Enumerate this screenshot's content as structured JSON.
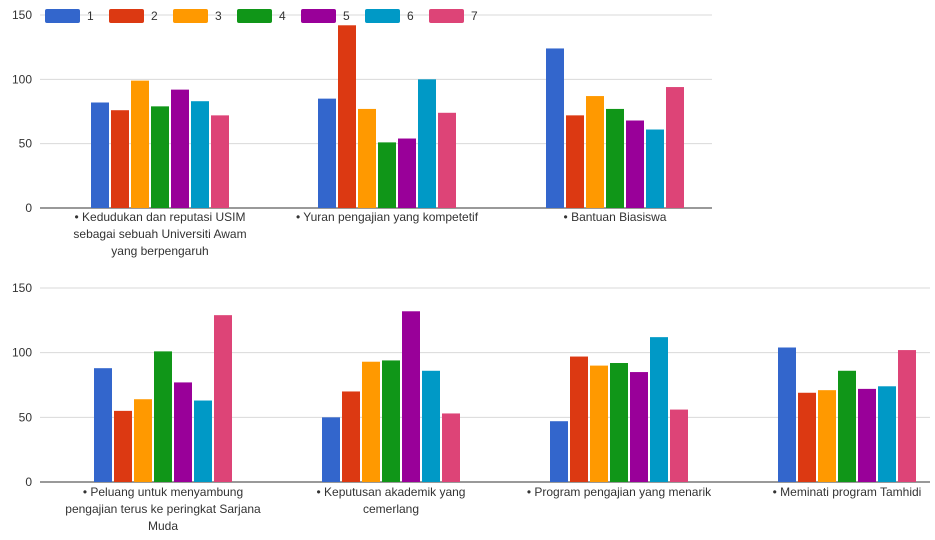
{
  "colors": [
    "#3366cc",
    "#dc3912",
    "#ff9900",
    "#109618",
    "#990099",
    "#0099c6",
    "#dd4477"
  ],
  "chart_data": [
    {
      "type": "bar",
      "legend": "top-left",
      "grid": true,
      "ylim": [
        0,
        150
      ],
      "yticks": [
        "0",
        "50",
        "100",
        "150"
      ],
      "series_names": [
        "1",
        "2",
        "3",
        "4",
        "5",
        "6",
        "7"
      ],
      "categories": [
        [
          "• Kedudukan dan reputasi USIM",
          "sebagai sebuah Universiti Awam",
          "yang berpengaruh"
        ],
        [
          "• Yuran pengajian yang kompetetif"
        ],
        [
          "• Bantuan Biasiswa"
        ]
      ],
      "values": [
        [
          82,
          76,
          99,
          79,
          92,
          83,
          72
        ],
        [
          85,
          142,
          77,
          51,
          54,
          100,
          74
        ],
        [
          124,
          72,
          87,
          77,
          68,
          61,
          94
        ]
      ]
    },
    {
      "type": "bar",
      "legend": "none",
      "grid": true,
      "ylim": [
        0,
        150
      ],
      "yticks": [
        "0",
        "50",
        "100",
        "150"
      ],
      "series_names": [
        "1",
        "2",
        "3",
        "4",
        "5",
        "6",
        "7"
      ],
      "categories": [
        [
          "• Peluang untuk menyambung",
          "pengajian terus ke peringkat Sarjana",
          "Muda"
        ],
        [
          "• Keputusan akademik yang",
          "cemerlang"
        ],
        [
          "• Program pengajian yang menarik"
        ],
        [
          "• Meminati program Tamhidi"
        ]
      ],
      "values": [
        [
          88,
          55,
          64,
          101,
          77,
          63,
          129
        ],
        [
          50,
          70,
          93,
          94,
          132,
          86,
          53
        ],
        [
          47,
          97,
          90,
          92,
          85,
          112,
          56
        ],
        [
          104,
          69,
          71,
          86,
          72,
          74,
          102
        ]
      ]
    }
  ]
}
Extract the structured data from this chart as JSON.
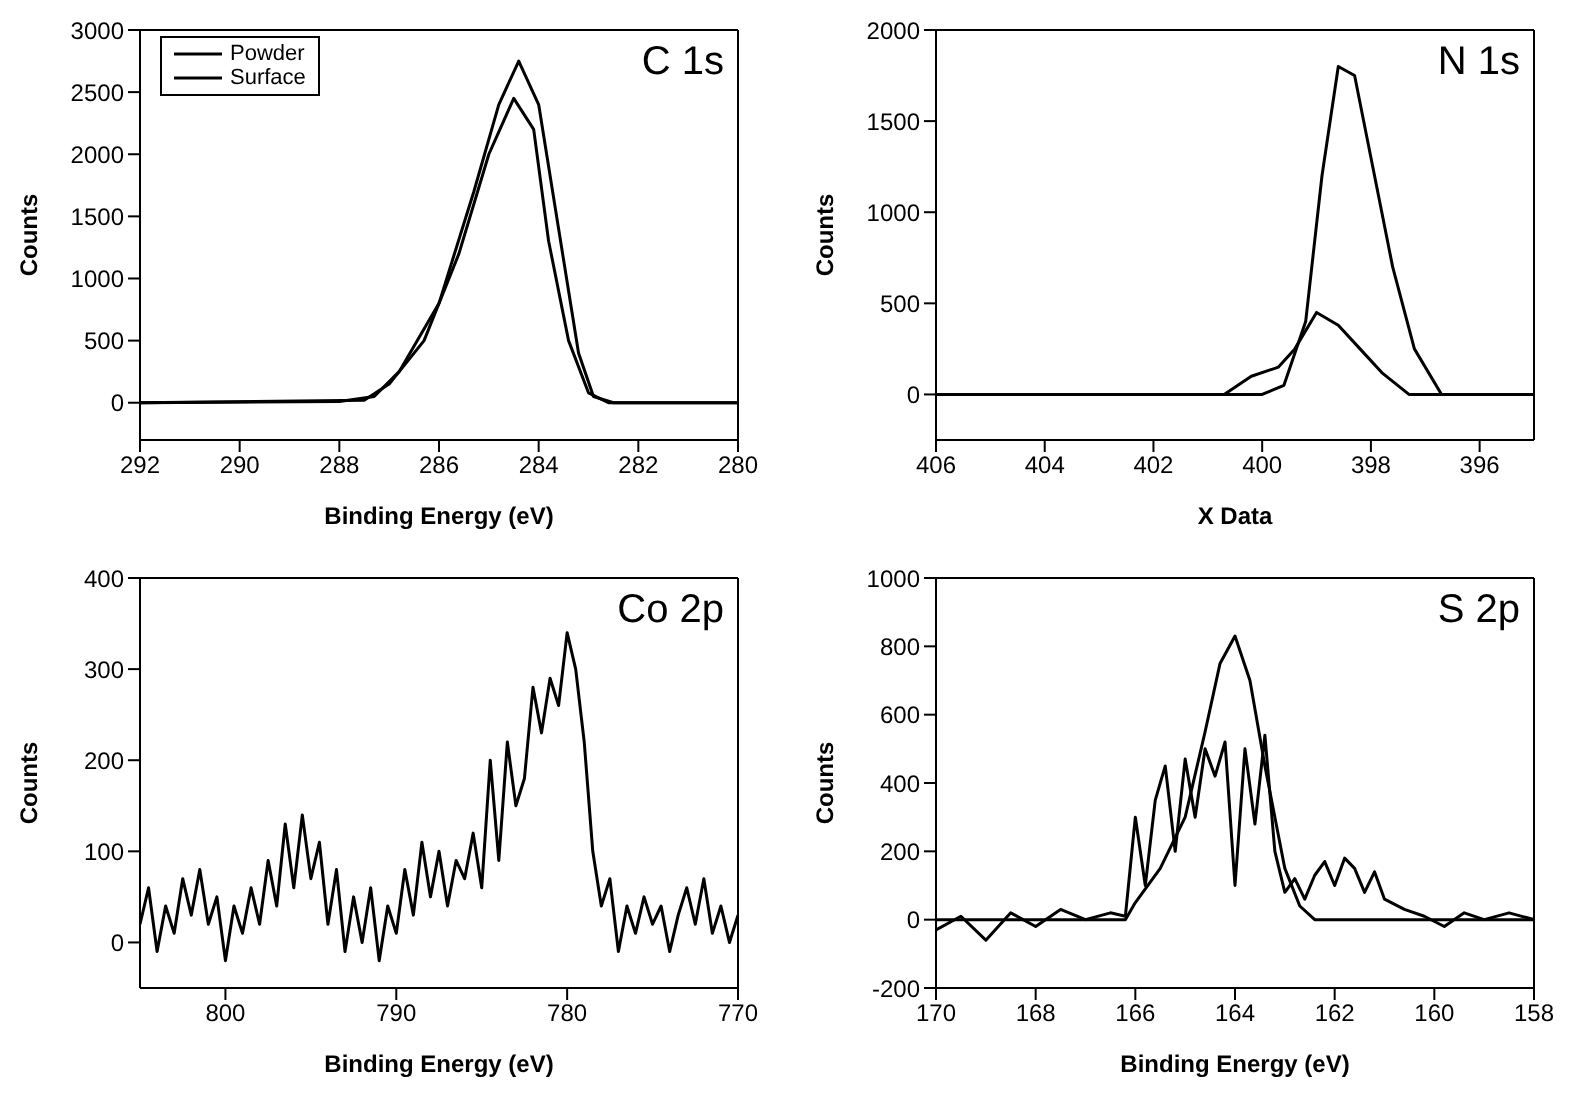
{
  "chart_data": [
    {
      "type": "line",
      "title": "C 1s",
      "xlabel": "Binding Energy (eV)",
      "ylabel": "Counts",
      "xlim": [
        292,
        280
      ],
      "xticks": [
        292,
        290,
        288,
        286,
        284,
        282,
        280
      ],
      "ylim": [
        -300,
        3000
      ],
      "yticks": [
        0,
        500,
        1000,
        1500,
        2000,
        2500,
        3000
      ],
      "legend": "top left",
      "marker": "none",
      "series": [
        {
          "name": "Powder",
          "color": "#000000",
          "x": [
            292,
            288,
            287.3,
            286.8,
            286,
            285.3,
            284.8,
            284.4,
            284,
            283.6,
            283.2,
            282.9,
            282.5,
            280
          ],
          "values": [
            0,
            10,
            50,
            250,
            800,
            1700,
            2400,
            2750,
            2400,
            1400,
            400,
            50,
            0,
            0
          ]
        },
        {
          "name": "Surface",
          "color": "#000000",
          "x": [
            292,
            287.5,
            287,
            286.3,
            285.6,
            285,
            284.5,
            284.1,
            283.8,
            283.4,
            283,
            282.6,
            280
          ],
          "values": [
            0,
            20,
            150,
            500,
            1200,
            2000,
            2450,
            2200,
            1300,
            500,
            80,
            0,
            0
          ]
        }
      ]
    },
    {
      "type": "line",
      "title": "N 1s",
      "xlabel": "X Data",
      "ylabel": "Counts",
      "xlim": [
        406,
        395
      ],
      "xticks": [
        406,
        404,
        402,
        400,
        398,
        396
      ],
      "ylim": [
        -250,
        2000
      ],
      "yticks": [
        0,
        500,
        1000,
        1500,
        2000
      ],
      "marker": "none",
      "series": [
        {
          "color": "#000000",
          "x": [
            406,
            400,
            399.6,
            399.2,
            398.9,
            398.6,
            398.3,
            398,
            397.6,
            397.2,
            396.7,
            395
          ],
          "values": [
            0,
            0,
            50,
            400,
            1200,
            1800,
            1750,
            1300,
            700,
            250,
            0,
            0
          ]
        },
        {
          "color": "#000000",
          "x": [
            406,
            400.7,
            400.2,
            399.7,
            399.4,
            399,
            398.6,
            398.2,
            397.8,
            397.3,
            395
          ],
          "values": [
            0,
            0,
            100,
            150,
            250,
            450,
            380,
            250,
            120,
            0,
            0
          ]
        }
      ]
    },
    {
      "type": "line",
      "title": "Co 2p",
      "xlabel": "Binding Energy (eV)",
      "ylabel": "Counts",
      "xlim": [
        805,
        770
      ],
      "xticks": [
        800,
        790,
        780,
        770
      ],
      "ylim": [
        -50,
        400
      ],
      "yticks": [
        0,
        100,
        200,
        300,
        400
      ],
      "marker": "none",
      "series": [
        {
          "color": "#000000",
          "x": [
            805,
            804.5,
            804,
            803.5,
            803,
            802.5,
            802,
            801.5,
            801,
            800.5,
            800,
            799.5,
            799,
            798.5,
            798,
            797.5,
            797,
            796.5,
            796,
            795.5,
            795,
            794.5,
            794,
            793.5,
            793,
            792.5,
            792,
            791.5,
            791,
            790.5,
            790,
            789.5,
            789,
            788.5,
            788,
            787.5,
            787,
            786.5,
            786,
            785.5,
            785,
            784.5,
            784,
            783.5,
            783,
            782.5,
            782,
            781.5,
            781,
            780.5,
            780,
            779.5,
            779,
            778.5,
            778,
            777.5,
            777,
            776.5,
            776,
            775.5,
            775,
            774.5,
            774,
            773.5,
            773,
            772.5,
            772,
            771.5,
            771,
            770.5,
            770
          ],
          "values": [
            20,
            60,
            -10,
            40,
            10,
            70,
            30,
            80,
            20,
            50,
            -20,
            40,
            10,
            60,
            20,
            90,
            40,
            130,
            60,
            140,
            70,
            110,
            20,
            80,
            -10,
            50,
            0,
            60,
            -20,
            40,
            10,
            80,
            30,
            110,
            50,
            100,
            40,
            90,
            70,
            120,
            60,
            200,
            90,
            220,
            150,
            180,
            280,
            230,
            290,
            260,
            340,
            300,
            220,
            100,
            40,
            70,
            -10,
            40,
            10,
            50,
            20,
            40,
            -10,
            30,
            60,
            20,
            70,
            10,
            40,
            0,
            30
          ]
        }
      ]
    },
    {
      "type": "line",
      "title": "S 2p",
      "xlabel": "Binding Energy (eV)",
      "ylabel": "Counts",
      "xlim": [
        170,
        158
      ],
      "xticks": [
        170,
        168,
        166,
        164,
        162,
        160,
        158
      ],
      "ylim": [
        -200,
        1000
      ],
      "yticks": [
        -200,
        0,
        200,
        400,
        600,
        800,
        1000
      ],
      "marker": "none",
      "series": [
        {
          "color": "#000000",
          "x": [
            170,
            166.2,
            166,
            165.5,
            165,
            164.6,
            164.3,
            164,
            163.7,
            163.4,
            163,
            162.7,
            162.4,
            158
          ],
          "values": [
            0,
            0,
            50,
            150,
            300,
            550,
            750,
            830,
            700,
            450,
            150,
            40,
            0,
            0
          ]
        },
        {
          "color": "#000000",
          "x": [
            170,
            169.5,
            169,
            168.5,
            168,
            167.5,
            167,
            166.5,
            166.2,
            166,
            165.8,
            165.6,
            165.4,
            165.2,
            165,
            164.8,
            164.6,
            164.4,
            164.2,
            164,
            163.8,
            163.6,
            163.4,
            163.2,
            163,
            162.8,
            162.6,
            162.4,
            162.2,
            162,
            161.8,
            161.6,
            161.4,
            161.2,
            161,
            160.6,
            160.2,
            159.8,
            159.4,
            159,
            158.5,
            158
          ],
          "values": [
            -30,
            10,
            -60,
            20,
            -20,
            30,
            0,
            20,
            10,
            300,
            100,
            350,
            450,
            200,
            470,
            300,
            500,
            420,
            520,
            100,
            500,
            280,
            540,
            200,
            80,
            120,
            60,
            130,
            170,
            100,
            180,
            150,
            80,
            140,
            60,
            30,
            10,
            -20,
            20,
            0,
            20,
            0
          ]
        }
      ]
    }
  ]
}
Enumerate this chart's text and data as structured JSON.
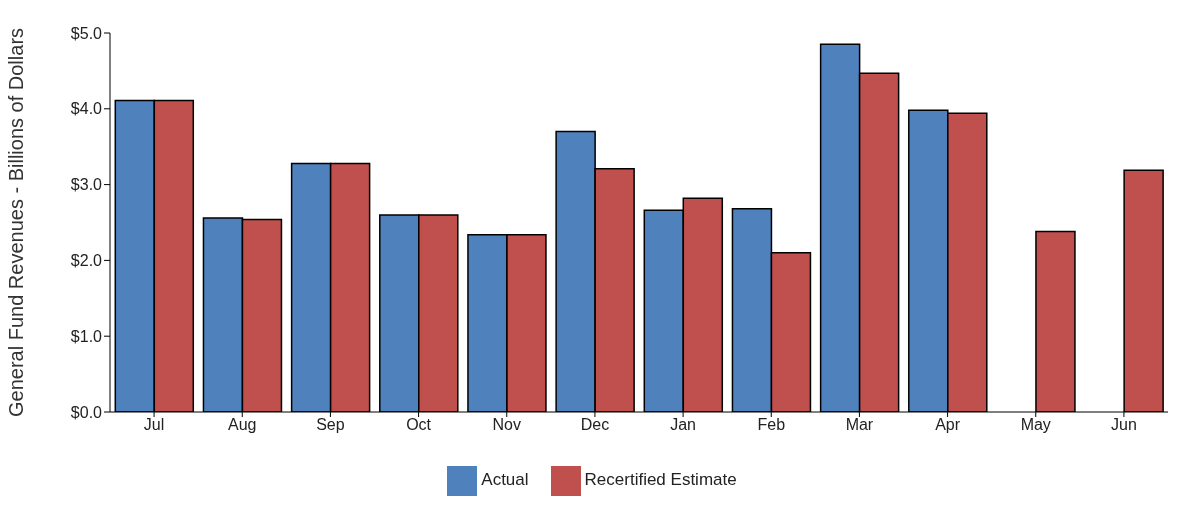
{
  "chart_data": {
    "type": "bar",
    "ylabel": "General Fund Revenues - Billions of Dollars",
    "categories": [
      "Jul",
      "Aug",
      "Sep",
      "Oct",
      "Nov",
      "Dec",
      "Jan",
      "Feb",
      "Mar",
      "Apr",
      "May",
      "Jun"
    ],
    "series": [
      {
        "name": "Actual",
        "color": "#4f81bd",
        "values": [
          4.11,
          2.56,
          3.28,
          2.6,
          2.34,
          3.7,
          2.66,
          2.68,
          4.85,
          3.98,
          null,
          null
        ]
      },
      {
        "name": "Recertified Estimate",
        "color": "#c0504d",
        "values": [
          4.11,
          2.54,
          3.28,
          2.6,
          2.34,
          3.21,
          2.82,
          2.1,
          4.47,
          3.94,
          2.38,
          3.19
        ]
      }
    ],
    "ylim": [
      0,
      5
    ],
    "yticks": [
      {
        "value": 0,
        "label": "$0.0"
      },
      {
        "value": 1,
        "label": "$1.0"
      },
      {
        "value": 2,
        "label": "$2.0"
      },
      {
        "value": 3,
        "label": "$3.0"
      },
      {
        "value": 4,
        "label": "$4.0"
      },
      {
        "value": 5,
        "label": "$5.0"
      }
    ],
    "grid": false,
    "legend": "bottom"
  }
}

────────

• _Goal of the exercise_: Pull every line containing the word "structured" out of the material.

• _Answer to this task_:
Enumerate this screenshot's content as structured JSON.
Extract the structured data from this chart as JSON.
Enumerate this chart's text and data as structured JSON.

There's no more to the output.